_TASK TO COMPLETE:_
Write out all of the data without omission, exactly as shown.

= = =

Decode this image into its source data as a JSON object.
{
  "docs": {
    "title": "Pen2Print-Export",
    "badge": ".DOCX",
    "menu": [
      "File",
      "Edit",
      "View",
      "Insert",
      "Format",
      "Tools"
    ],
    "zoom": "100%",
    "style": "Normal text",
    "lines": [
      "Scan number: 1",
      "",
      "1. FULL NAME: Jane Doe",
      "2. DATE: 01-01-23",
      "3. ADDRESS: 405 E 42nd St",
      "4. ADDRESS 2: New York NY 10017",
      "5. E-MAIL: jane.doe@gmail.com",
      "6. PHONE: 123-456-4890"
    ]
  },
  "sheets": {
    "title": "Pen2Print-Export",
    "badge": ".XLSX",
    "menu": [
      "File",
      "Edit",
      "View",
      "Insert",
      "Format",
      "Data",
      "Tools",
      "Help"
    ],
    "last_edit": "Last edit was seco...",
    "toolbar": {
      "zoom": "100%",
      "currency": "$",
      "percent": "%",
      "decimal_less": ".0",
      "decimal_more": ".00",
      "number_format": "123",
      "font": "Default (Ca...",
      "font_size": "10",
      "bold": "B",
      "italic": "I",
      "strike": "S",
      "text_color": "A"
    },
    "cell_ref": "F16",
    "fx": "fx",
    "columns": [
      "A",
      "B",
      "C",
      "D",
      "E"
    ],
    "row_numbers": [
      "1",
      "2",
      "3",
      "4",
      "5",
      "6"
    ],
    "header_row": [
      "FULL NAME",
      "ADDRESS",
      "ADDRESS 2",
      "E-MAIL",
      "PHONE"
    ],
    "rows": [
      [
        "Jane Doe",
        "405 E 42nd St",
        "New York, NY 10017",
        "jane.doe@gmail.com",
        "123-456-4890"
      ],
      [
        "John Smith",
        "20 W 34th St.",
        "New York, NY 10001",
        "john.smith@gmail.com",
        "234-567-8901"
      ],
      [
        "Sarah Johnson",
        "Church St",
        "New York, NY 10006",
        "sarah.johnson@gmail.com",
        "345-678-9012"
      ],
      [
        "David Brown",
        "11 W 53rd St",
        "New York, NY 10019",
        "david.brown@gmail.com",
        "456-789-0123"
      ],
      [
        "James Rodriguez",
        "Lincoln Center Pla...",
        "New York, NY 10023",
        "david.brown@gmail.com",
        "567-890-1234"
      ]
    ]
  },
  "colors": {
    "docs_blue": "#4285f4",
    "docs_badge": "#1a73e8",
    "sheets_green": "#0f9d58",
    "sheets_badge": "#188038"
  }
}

= = =

_REPLY:_
Decode this image into its source data as a JSON object.
{
  "docs": {
    "title": "Pen2Print-Export",
    "badge": ".DOCX",
    "menu": [
      "File",
      "Edit",
      "View",
      "Insert",
      "Format",
      "Tools"
    ],
    "zoom": "100%",
    "style": "Normal text",
    "lines": [
      "Scan number: 1",
      "",
      "1. FULL NAME: Jane Doe",
      "2. DATE: 01-01-23",
      "3. ADDRESS: 405 E 42nd St",
      "4. ADDRESS 2: New York NY 10017",
      "5. E-MAIL: jane.doe@gmail.com",
      "6. PHONE: 123-456-4890"
    ]
  },
  "sheets": {
    "title": "Pen2Print-Export",
    "badge": ".XLSX",
    "menu": [
      "File",
      "Edit",
      "View",
      "Insert",
      "Format",
      "Data",
      "Tools",
      "Help"
    ],
    "last_edit": "Last edit was seco...",
    "toolbar": {
      "zoom": "100%",
      "currency": "$",
      "percent": "%",
      "decimal_less": ".0",
      "decimal_more": ".00",
      "number_format": "123",
      "font": "Default (Ca...",
      "font_size": "10",
      "bold": "B",
      "italic": "I",
      "strike": "S",
      "text_color": "A"
    },
    "cell_ref": "F16",
    "fx": "fx",
    "columns": [
      "A",
      "B",
      "C",
      "D",
      "E"
    ],
    "row_numbers": [
      "1",
      "2",
      "3",
      "4",
      "5",
      "6"
    ],
    "header_row": [
      "FULL NAME",
      "ADDRESS",
      "ADDRESS 2",
      "E-MAIL",
      "PHONE"
    ],
    "rows": [
      [
        "Jane Doe",
        "405 E 42nd St",
        "New York, NY 10017",
        "jane.doe@gmail.com",
        "123-456-4890"
      ],
      [
        "John Smith",
        "20 W 34th St.",
        "New York, NY 10001",
        "john.smith@gmail.com",
        "234-567-8901"
      ],
      [
        "Sarah Johnson",
        "Church St",
        "New York, NY 10006",
        "sarah.johnson@gmail.com",
        "345-678-9012"
      ],
      [
        "David Brown",
        "11 W 53rd St",
        "New York, NY 10019",
        "david.brown@gmail.com",
        "456-789-0123"
      ],
      [
        "James Rodriguez",
        "Lincoln Center Pla...",
        "New York, NY 10023",
        "david.brown@gmail.com",
        "567-890-1234"
      ]
    ]
  },
  "colors": {
    "docs_blue": "#4285f4",
    "docs_badge": "#1a73e8",
    "sheets_green": "#0f9d58",
    "sheets_badge": "#188038"
  }
}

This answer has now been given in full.